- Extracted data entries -
========

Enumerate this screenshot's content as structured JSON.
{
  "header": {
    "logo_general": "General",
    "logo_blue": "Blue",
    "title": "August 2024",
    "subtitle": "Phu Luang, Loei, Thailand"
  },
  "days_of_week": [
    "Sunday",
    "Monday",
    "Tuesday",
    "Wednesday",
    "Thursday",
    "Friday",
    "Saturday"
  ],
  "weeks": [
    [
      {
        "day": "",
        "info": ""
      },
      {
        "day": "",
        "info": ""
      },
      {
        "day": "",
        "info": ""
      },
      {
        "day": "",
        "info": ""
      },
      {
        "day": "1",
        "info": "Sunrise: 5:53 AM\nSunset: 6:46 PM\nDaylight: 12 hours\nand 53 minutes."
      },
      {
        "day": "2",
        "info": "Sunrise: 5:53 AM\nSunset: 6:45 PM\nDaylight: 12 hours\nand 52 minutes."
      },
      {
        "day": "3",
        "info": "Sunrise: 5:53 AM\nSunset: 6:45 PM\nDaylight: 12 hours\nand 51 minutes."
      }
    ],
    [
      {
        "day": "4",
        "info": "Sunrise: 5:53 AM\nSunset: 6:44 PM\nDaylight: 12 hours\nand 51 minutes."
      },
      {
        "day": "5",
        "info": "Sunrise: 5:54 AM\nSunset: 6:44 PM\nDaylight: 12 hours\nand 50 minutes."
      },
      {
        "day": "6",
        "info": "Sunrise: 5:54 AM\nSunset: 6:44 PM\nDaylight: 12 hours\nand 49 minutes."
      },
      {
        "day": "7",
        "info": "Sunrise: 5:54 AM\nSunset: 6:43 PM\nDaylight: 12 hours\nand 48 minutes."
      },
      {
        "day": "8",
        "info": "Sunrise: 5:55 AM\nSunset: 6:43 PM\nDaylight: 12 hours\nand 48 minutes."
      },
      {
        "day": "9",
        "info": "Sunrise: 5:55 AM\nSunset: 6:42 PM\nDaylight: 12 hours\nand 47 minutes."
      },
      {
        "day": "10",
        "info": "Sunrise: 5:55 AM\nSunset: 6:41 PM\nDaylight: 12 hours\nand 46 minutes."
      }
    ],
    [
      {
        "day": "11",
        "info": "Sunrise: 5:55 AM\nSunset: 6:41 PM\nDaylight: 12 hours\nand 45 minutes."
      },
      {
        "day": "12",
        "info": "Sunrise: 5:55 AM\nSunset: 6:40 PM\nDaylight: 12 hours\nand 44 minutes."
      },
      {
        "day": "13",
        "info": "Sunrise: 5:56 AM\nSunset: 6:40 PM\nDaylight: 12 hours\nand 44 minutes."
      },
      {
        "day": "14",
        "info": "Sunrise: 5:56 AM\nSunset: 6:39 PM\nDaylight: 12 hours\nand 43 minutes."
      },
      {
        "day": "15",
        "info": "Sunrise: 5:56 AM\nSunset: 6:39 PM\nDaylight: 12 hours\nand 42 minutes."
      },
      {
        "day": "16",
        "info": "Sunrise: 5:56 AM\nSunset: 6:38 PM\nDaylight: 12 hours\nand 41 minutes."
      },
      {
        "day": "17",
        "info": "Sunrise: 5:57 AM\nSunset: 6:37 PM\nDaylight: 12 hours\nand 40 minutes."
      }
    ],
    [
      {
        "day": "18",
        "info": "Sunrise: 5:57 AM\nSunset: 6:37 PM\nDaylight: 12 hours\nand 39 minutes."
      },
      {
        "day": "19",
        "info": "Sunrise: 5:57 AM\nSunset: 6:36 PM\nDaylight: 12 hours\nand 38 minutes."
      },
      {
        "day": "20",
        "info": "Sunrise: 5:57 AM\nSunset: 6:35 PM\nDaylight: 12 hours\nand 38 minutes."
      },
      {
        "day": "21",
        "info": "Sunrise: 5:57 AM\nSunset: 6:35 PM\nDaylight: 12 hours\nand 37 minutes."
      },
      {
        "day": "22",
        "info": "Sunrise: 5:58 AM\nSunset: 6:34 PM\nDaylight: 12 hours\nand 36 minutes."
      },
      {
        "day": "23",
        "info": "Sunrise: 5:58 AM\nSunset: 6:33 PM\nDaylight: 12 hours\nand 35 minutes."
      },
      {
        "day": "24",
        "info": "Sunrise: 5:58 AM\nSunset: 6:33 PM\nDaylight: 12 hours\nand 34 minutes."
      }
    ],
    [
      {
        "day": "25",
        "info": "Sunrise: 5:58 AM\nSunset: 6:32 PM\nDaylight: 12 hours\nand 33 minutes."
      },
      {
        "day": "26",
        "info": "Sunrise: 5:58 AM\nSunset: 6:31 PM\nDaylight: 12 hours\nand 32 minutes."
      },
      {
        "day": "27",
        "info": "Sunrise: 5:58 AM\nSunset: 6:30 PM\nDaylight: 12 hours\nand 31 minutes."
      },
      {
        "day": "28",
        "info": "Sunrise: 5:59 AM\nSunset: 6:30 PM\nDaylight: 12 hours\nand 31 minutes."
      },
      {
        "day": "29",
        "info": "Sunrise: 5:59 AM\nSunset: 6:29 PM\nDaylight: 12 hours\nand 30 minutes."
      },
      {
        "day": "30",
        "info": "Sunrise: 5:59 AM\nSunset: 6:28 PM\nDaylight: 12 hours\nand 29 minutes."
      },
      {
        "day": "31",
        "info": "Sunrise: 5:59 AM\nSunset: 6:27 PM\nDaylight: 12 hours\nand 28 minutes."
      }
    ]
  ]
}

========

- Instructions to follow -
Give the listing above again, word for word.

- Result for this task -
Enumerate this screenshot's content as structured JSON.
{
  "header": {
    "logo_general": "General",
    "logo_blue": "Blue",
    "title": "August 2024",
    "subtitle": "Phu Luang, Loei, Thailand"
  },
  "days_of_week": [
    "Sunday",
    "Monday",
    "Tuesday",
    "Wednesday",
    "Thursday",
    "Friday",
    "Saturday"
  ],
  "weeks": [
    [
      {
        "day": "",
        "info": ""
      },
      {
        "day": "",
        "info": ""
      },
      {
        "day": "",
        "info": ""
      },
      {
        "day": "",
        "info": ""
      },
      {
        "day": "1",
        "info": "Sunrise: 5:53 AM\nSunset: 6:46 PM\nDaylight: 12 hours\nand 53 minutes."
      },
      {
        "day": "2",
        "info": "Sunrise: 5:53 AM\nSunset: 6:45 PM\nDaylight: 12 hours\nand 52 minutes."
      },
      {
        "day": "3",
        "info": "Sunrise: 5:53 AM\nSunset: 6:45 PM\nDaylight: 12 hours\nand 51 minutes."
      }
    ],
    [
      {
        "day": "4",
        "info": "Sunrise: 5:53 AM\nSunset: 6:44 PM\nDaylight: 12 hours\nand 51 minutes."
      },
      {
        "day": "5",
        "info": "Sunrise: 5:54 AM\nSunset: 6:44 PM\nDaylight: 12 hours\nand 50 minutes."
      },
      {
        "day": "6",
        "info": "Sunrise: 5:54 AM\nSunset: 6:44 PM\nDaylight: 12 hours\nand 49 minutes."
      },
      {
        "day": "7",
        "info": "Sunrise: 5:54 AM\nSunset: 6:43 PM\nDaylight: 12 hours\nand 48 minutes."
      },
      {
        "day": "8",
        "info": "Sunrise: 5:55 AM\nSunset: 6:43 PM\nDaylight: 12 hours\nand 48 minutes."
      },
      {
        "day": "9",
        "info": "Sunrise: 5:55 AM\nSunset: 6:42 PM\nDaylight: 12 hours\nand 47 minutes."
      },
      {
        "day": "10",
        "info": "Sunrise: 5:55 AM\nSunset: 6:41 PM\nDaylight: 12 hours\nand 46 minutes."
      }
    ],
    [
      {
        "day": "11",
        "info": "Sunrise: 5:55 AM\nSunset: 6:41 PM\nDaylight: 12 hours\nand 45 minutes."
      },
      {
        "day": "12",
        "info": "Sunrise: 5:55 AM\nSunset: 6:40 PM\nDaylight: 12 hours\nand 44 minutes."
      },
      {
        "day": "13",
        "info": "Sunrise: 5:56 AM\nSunset: 6:40 PM\nDaylight: 12 hours\nand 44 minutes."
      },
      {
        "day": "14",
        "info": "Sunrise: 5:56 AM\nSunset: 6:39 PM\nDaylight: 12 hours\nand 43 minutes."
      },
      {
        "day": "15",
        "info": "Sunrise: 5:56 AM\nSunset: 6:39 PM\nDaylight: 12 hours\nand 42 minutes."
      },
      {
        "day": "16",
        "info": "Sunrise: 5:56 AM\nSunset: 6:38 PM\nDaylight: 12 hours\nand 41 minutes."
      },
      {
        "day": "17",
        "info": "Sunrise: 5:57 AM\nSunset: 6:37 PM\nDaylight: 12 hours\nand 40 minutes."
      }
    ],
    [
      {
        "day": "18",
        "info": "Sunrise: 5:57 AM\nSunset: 6:37 PM\nDaylight: 12 hours\nand 39 minutes."
      },
      {
        "day": "19",
        "info": "Sunrise: 5:57 AM\nSunset: 6:36 PM\nDaylight: 12 hours\nand 38 minutes."
      },
      {
        "day": "20",
        "info": "Sunrise: 5:57 AM\nSunset: 6:35 PM\nDaylight: 12 hours\nand 38 minutes."
      },
      {
        "day": "21",
        "info": "Sunrise: 5:57 AM\nSunset: 6:35 PM\nDaylight: 12 hours\nand 37 minutes."
      },
      {
        "day": "22",
        "info": "Sunrise: 5:58 AM\nSunset: 6:34 PM\nDaylight: 12 hours\nand 36 minutes."
      },
      {
        "day": "23",
        "info": "Sunrise: 5:58 AM\nSunset: 6:33 PM\nDaylight: 12 hours\nand 35 minutes."
      },
      {
        "day": "24",
        "info": "Sunrise: 5:58 AM\nSunset: 6:33 PM\nDaylight: 12 hours\nand 34 minutes."
      }
    ],
    [
      {
        "day": "25",
        "info": "Sunrise: 5:58 AM\nSunset: 6:32 PM\nDaylight: 12 hours\nand 33 minutes."
      },
      {
        "day": "26",
        "info": "Sunrise: 5:58 AM\nSunset: 6:31 PM\nDaylight: 12 hours\nand 32 minutes."
      },
      {
        "day": "27",
        "info": "Sunrise: 5:58 AM\nSunset: 6:30 PM\nDaylight: 12 hours\nand 31 minutes."
      },
      {
        "day": "28",
        "info": "Sunrise: 5:59 AM\nSunset: 6:30 PM\nDaylight: 12 hours\nand 31 minutes."
      },
      {
        "day": "29",
        "info": "Sunrise: 5:59 AM\nSunset: 6:29 PM\nDaylight: 12 hours\nand 30 minutes."
      },
      {
        "day": "30",
        "info": "Sunrise: 5:59 AM\nSunset: 6:28 PM\nDaylight: 12 hours\nand 29 minutes."
      },
      {
        "day": "31",
        "info": "Sunrise: 5:59 AM\nSunset: 6:27 PM\nDaylight: 12 hours\nand 28 minutes."
      }
    ]
  ]
}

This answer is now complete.